>>>

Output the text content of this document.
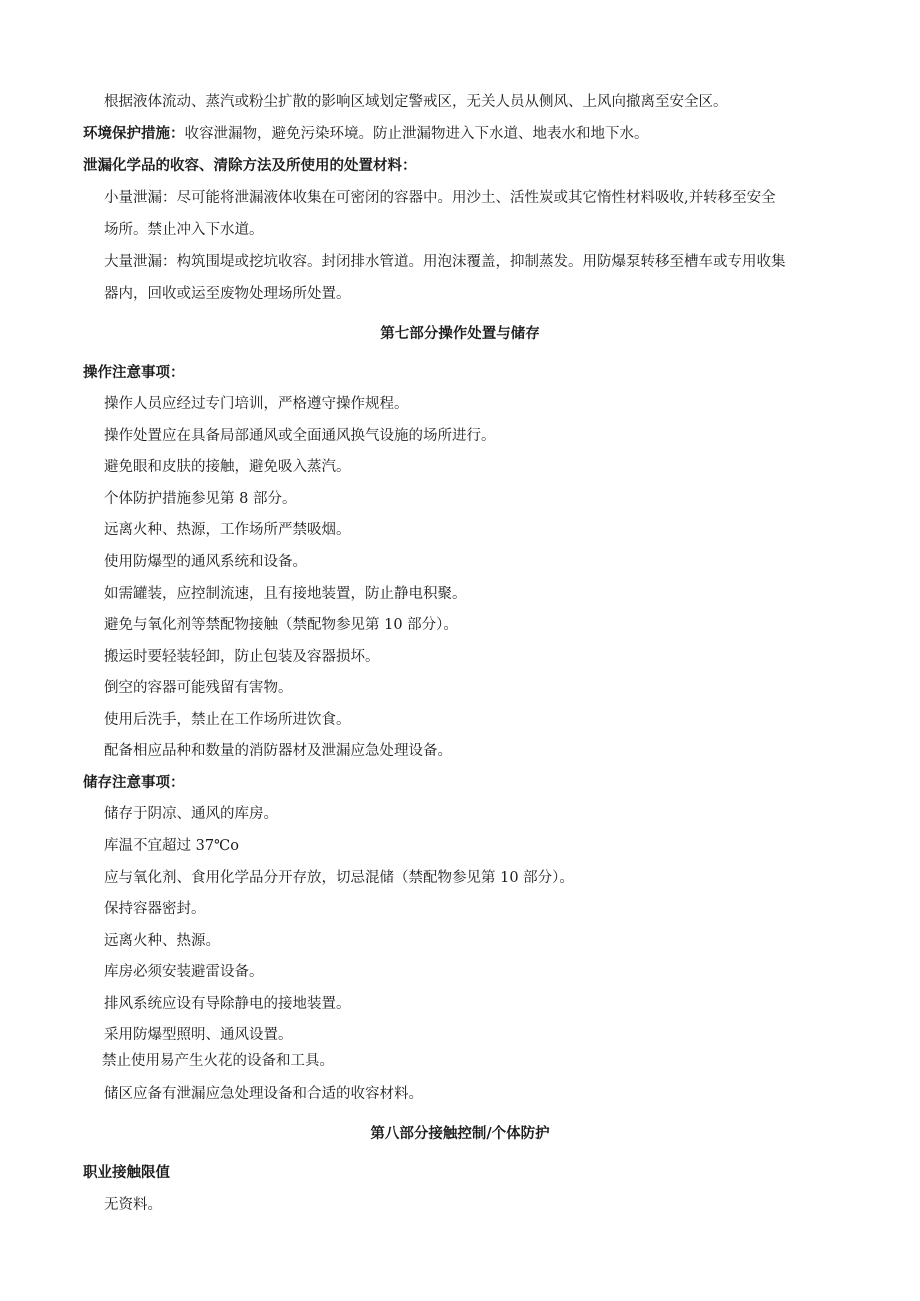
根据液体流动、蒸汽或粉尘扩散的影响区域划定警戒区，无关人员从侧风、上风向撤离至安全区。
环境保护措施：收容泄漏物，避免污染环境。防止泄漏物进入下水道、地表水和地下水。
泄漏化学品的收容、清除方法及所使用的处置材料：
小量泄漏：尽可能将泄漏液体收集在可密闭的容器中。用沙土、活性炭或其它惰性材料吸收,并转移至安全
场所。禁止冲入下水道。
大量泄漏：构筑围堤或挖坑收容。封闭排水管道。用泡沫覆盖，抑制蒸发。用防爆泵转移至槽车或专用收集
器内，回收或运至废物处理场所处置。
第七部分操作处置与储存
操作注意事项：
操作人员应经过专门培训，严格遵守操作规程。
操作处置应在具备局部通风或全面通风换气设施的场所进行。
避免眼和皮肤的接触，避免吸入蒸汽。
个体防护措施参见第 8 部分。
远离火种、热源，工作场所严禁吸烟。
使用防爆型的通风系统和设备。
如需罐装，应控制流速，且有接地装置，防止静电积聚。
避免与氧化剂等禁配物接触（禁配物参见第 10 部分）。
搬运时要轻装轻卸，防止包装及容器损坏。
倒空的容器可能残留有害物。
使用后洗手，禁止在工作场所进饮食。
配备相应品种和数量的消防器材及泄漏应急处理设备。
储存注意事项：
储存于阴凉、通风的库房。
库温不宜超过 37℃o
应与氧化剂、食用化学品分开存放，切忌混储（禁配物参见第 10 部分）。
保持容器密封。
远离火种、热源。
库房必须安装避雷设备。
排风系统应设有导除静电的接地装置。
采用防爆型照明、通风设置。
禁止使用易产生火花的设备和工具。
储区应备有泄漏应急处理设备和合适的收容材料。
第八部分接触控制/个体防护
职业接触限值
无资料。
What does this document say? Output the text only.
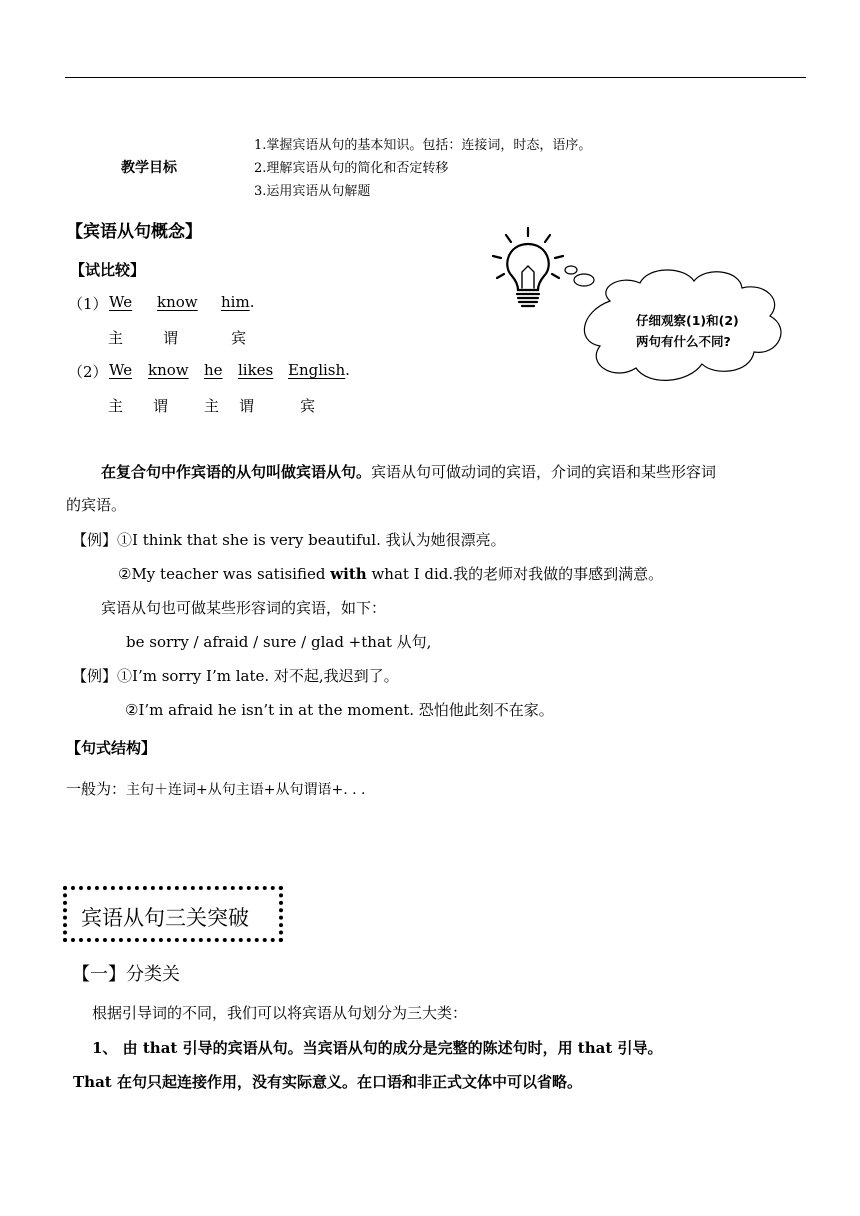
教学目标
1.掌握宾语从句的基本知识。包括：连接词，时态，语序。
2.理解宾语从句的简化和否定转移
3.运用宾语从句解题
【宾语从句概念】
【试比较】
（1） We know him.
主	谓	宾
（2） We know he likes English.
主 谓 主 谓	宾
仔细观察(1)和(2)
两句有什么不同?
在复合句中作宾语的从句叫做宾语从句。宾语从句可做动词的宾语，介词的宾语和某些形容词
的宾语。
【例】①I think that she is very beautiful. 我认为她很漂亮。
②My teacher was satisified with what I did.我的老师对我做的事感到满意。
宾语从句也可做某些形容词的宾语，如下：
be sorry / afraid / sure / glad +that 从句,
【例】①I’m sorry I’m late. 对不起,我迟到了。
②I’m afraid he isn’t in at the moment. 恐怕他此刻不在家。
【句式结构】
一般为：主句＋连词+从句主语+从句谓语+. . .
宾语从句三关突破
【一】分类关
根据引导词的不同，我们可以将宾语从句划分为三大类：
1、 由 that 引导的宾语从句。当宾语从句的成分是完整的陈述句时，用 that 引导。
That 在句只起连接作用，没有实际意义。在口语和非正式文体中可以省略。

<<<

**What this task involves:** Show all lines in the entries above where the word "know" appears.

**Answer to the exercise:**
（1） We know him.
（2） We know he likes English.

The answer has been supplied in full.